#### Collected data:
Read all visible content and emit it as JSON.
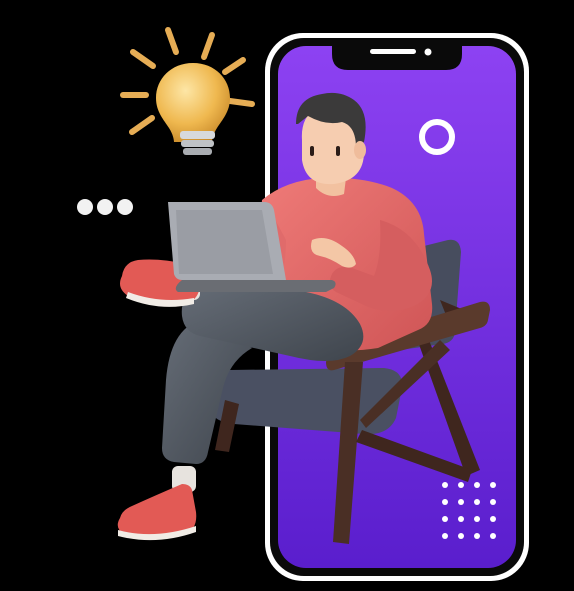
{
  "scene": {
    "subject": "person-with-laptop-on-armchair",
    "icons": [
      "lightbulb-icon",
      "typing-dots-icon",
      "ring-icon",
      "dot-grid-icon"
    ]
  },
  "colors": {
    "background": "#000000",
    "phone_screen_top": "#8a3df0",
    "phone_screen_bottom": "#5b1fcf",
    "phone_frame": "#ffffff",
    "sweater": "#e56a6a",
    "pants": "#4f5660",
    "chair_wood": "#4a2f25",
    "chair_cushion": "#4a5062",
    "shoes": "#e25a55",
    "bulb": "#f2c160",
    "laptop": "#a9acb3"
  }
}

#### Written task:
Take the listing above and print it exactly, apart from the pictures.

#### Reply:
Read all visible content and emit it as JSON.
{
  "scene": {
    "subject": "person-with-laptop-on-armchair",
    "icons": [
      "lightbulb-icon",
      "typing-dots-icon",
      "ring-icon",
      "dot-grid-icon"
    ]
  },
  "colors": {
    "background": "#000000",
    "phone_screen_top": "#8a3df0",
    "phone_screen_bottom": "#5b1fcf",
    "phone_frame": "#ffffff",
    "sweater": "#e56a6a",
    "pants": "#4f5660",
    "chair_wood": "#4a2f25",
    "chair_cushion": "#4a5062",
    "shoes": "#e25a55",
    "bulb": "#f2c160",
    "laptop": "#a9acb3"
  }
}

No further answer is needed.